Data entries
** START **
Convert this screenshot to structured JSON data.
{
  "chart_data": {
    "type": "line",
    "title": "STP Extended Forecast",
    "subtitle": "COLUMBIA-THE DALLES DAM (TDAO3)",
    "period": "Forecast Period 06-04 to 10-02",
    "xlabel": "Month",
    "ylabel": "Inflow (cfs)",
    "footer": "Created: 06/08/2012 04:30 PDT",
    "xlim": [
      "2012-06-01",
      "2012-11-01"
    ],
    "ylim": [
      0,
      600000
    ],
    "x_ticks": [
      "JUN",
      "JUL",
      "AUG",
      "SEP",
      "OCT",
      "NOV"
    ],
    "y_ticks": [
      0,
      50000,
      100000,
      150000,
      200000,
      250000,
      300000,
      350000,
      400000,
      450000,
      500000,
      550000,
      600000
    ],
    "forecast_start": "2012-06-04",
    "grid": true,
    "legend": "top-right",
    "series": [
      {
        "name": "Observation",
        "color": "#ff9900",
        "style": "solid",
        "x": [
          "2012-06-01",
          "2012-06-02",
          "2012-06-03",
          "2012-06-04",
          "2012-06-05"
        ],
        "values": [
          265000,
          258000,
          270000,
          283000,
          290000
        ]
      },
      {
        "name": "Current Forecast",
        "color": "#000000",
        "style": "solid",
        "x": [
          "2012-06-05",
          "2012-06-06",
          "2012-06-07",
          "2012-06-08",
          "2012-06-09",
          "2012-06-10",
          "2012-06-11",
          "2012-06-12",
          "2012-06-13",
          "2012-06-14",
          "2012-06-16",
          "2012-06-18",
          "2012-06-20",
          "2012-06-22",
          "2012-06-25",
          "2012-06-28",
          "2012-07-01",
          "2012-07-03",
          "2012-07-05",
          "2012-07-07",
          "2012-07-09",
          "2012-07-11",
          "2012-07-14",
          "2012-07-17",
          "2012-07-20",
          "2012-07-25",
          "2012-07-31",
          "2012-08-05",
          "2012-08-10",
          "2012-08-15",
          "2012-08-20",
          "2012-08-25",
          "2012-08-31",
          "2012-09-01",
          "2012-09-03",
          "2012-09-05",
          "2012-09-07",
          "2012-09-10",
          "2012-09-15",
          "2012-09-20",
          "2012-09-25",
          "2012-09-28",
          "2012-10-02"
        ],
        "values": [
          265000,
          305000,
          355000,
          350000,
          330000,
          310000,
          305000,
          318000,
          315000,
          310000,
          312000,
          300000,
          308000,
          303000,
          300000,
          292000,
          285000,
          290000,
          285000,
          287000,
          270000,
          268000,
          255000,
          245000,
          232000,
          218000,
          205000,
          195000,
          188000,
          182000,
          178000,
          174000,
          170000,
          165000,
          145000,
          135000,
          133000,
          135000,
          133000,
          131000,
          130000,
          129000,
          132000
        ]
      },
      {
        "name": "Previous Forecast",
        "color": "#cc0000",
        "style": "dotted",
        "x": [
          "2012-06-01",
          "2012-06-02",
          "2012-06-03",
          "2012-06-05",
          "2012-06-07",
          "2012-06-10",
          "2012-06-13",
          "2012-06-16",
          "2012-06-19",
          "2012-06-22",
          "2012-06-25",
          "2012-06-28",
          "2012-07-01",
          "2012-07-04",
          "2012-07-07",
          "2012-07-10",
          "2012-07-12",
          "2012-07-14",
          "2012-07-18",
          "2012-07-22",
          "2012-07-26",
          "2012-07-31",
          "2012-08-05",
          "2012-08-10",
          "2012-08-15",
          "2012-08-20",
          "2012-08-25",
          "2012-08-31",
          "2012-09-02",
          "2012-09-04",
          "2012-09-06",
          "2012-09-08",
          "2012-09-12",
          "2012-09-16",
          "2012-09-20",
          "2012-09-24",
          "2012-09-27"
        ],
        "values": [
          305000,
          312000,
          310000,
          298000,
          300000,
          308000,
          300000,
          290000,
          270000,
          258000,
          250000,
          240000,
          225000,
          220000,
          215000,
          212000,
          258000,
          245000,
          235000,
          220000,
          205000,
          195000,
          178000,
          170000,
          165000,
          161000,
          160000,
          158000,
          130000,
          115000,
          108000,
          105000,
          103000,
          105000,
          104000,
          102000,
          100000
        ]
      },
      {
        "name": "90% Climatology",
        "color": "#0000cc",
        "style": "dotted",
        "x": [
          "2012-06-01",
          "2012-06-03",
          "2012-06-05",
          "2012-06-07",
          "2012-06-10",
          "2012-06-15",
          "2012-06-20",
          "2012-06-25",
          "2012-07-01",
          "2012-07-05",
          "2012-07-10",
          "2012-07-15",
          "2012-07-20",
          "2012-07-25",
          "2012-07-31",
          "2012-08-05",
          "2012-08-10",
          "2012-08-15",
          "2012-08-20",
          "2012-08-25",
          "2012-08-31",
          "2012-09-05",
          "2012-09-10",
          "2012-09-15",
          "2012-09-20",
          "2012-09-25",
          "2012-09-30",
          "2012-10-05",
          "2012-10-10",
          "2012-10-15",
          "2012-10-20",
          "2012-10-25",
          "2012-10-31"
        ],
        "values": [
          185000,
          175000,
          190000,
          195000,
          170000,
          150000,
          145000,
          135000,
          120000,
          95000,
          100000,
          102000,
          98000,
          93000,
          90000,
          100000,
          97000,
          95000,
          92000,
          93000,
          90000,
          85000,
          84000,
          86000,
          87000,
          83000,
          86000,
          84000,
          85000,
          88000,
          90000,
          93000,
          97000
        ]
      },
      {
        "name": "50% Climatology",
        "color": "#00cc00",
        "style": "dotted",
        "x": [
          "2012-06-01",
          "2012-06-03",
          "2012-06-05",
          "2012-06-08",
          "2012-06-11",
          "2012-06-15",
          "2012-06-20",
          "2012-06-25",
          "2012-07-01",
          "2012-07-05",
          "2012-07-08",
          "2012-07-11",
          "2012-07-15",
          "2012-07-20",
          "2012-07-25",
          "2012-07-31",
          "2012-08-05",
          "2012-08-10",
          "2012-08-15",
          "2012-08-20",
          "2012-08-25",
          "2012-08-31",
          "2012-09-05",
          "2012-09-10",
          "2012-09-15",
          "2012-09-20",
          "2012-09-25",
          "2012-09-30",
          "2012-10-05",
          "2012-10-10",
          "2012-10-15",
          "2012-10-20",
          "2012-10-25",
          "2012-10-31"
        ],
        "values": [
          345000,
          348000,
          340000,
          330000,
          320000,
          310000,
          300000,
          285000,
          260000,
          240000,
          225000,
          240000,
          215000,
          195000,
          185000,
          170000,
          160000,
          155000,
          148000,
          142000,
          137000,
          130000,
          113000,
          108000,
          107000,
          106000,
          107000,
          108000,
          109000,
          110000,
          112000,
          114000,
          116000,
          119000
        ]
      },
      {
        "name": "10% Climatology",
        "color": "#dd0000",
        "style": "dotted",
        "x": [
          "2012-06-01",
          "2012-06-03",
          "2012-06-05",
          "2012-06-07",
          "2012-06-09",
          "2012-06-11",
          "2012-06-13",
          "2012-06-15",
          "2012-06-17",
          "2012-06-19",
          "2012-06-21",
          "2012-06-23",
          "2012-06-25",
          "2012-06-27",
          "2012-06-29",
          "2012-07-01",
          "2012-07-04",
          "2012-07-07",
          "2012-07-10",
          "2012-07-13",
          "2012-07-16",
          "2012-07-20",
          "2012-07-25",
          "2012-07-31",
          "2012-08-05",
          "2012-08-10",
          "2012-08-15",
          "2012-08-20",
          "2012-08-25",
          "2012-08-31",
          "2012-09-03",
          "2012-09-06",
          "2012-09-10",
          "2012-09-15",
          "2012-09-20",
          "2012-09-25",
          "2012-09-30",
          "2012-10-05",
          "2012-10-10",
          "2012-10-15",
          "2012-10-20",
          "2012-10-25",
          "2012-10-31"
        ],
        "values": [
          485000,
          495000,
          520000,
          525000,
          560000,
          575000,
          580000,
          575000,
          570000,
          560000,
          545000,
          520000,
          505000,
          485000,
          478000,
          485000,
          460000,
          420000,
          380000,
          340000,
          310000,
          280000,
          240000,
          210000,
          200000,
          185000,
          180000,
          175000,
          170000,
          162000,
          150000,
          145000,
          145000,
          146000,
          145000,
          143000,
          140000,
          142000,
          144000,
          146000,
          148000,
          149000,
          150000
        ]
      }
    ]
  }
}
** END **
▶ _The task_: Count the lines that hold the string "color" and state that number alone.

▶ _Exercise answer_: 6